Dolan, 18, who graduated from Yorktown High School in 1993 and attends the University of Michigan, shaved .06 seconds off the old mark to win in 4 minutes 12.30 seconds. Dolan's previous best time was 4:13.52, the U.S. record.
{"It's a big deal," Dolan told The Washington Post in a telephone interview later in the evening. "A world record at the world championships means a lot. This is the second-biggest meet in all of swimming, to the Olympic Games.
"This is my first world championships, and it's a great thing to have happen, a great thing for the future."}
Franzi Van Almsick, a 16-year-old German star, also set a world record, in the women's 200 freestyle -- after at first failing to qualify for the event. Van Almsick was ninth-fastest in morning heats, one place out of the final field. But a berth opened for her when her teammate and the eighth qualifier, Dagmar Hase, withdrew -- a move Van Almsick said was Hase's decision.
Van Almsick responded with a stunning final lap, powering past China's Lu Bin and touching first in 1:56.78, breaking the eight-year-old mark of 1:57.55 set by another German, Heike Friedrich, by almost three-quarters of a second.
"Without Hase I would never have done it," said Van Almsick, who wiped away tears on the medal podium. "I don't know how to thank her, and without her there would never have been this record."

▸ **SUPPLIED DATA**
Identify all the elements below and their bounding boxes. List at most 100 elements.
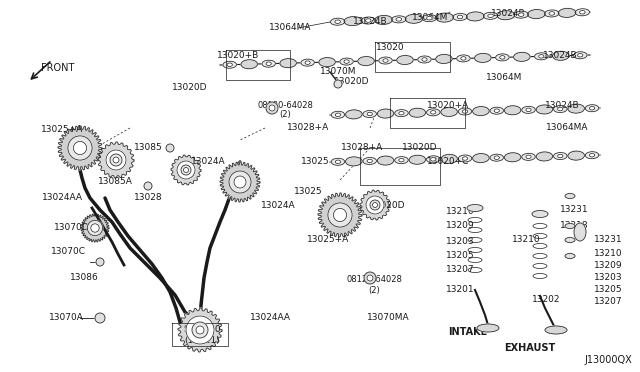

▸ **LIST OF TASKS**
A) In the swimming report, what time did Van Almsick post to win the women's 200 freestyle?
B) Rewrite the swimming report starting with "Dolan, 18, who" and going on through "the U.S. record.", changing "University of Michigan" to "University of Texas".

▸ **RESPONSES FOR EACH TASK**
A) 1:56.78

B)
Dolan, 18, who graduated from Yorktown High School in 1993 and attends the University of Texas, shaved .06 seconds off the old mark to win in 4 minutes 12.30 seconds. Dolan's previous best time was 4:13.52, the U.S. record.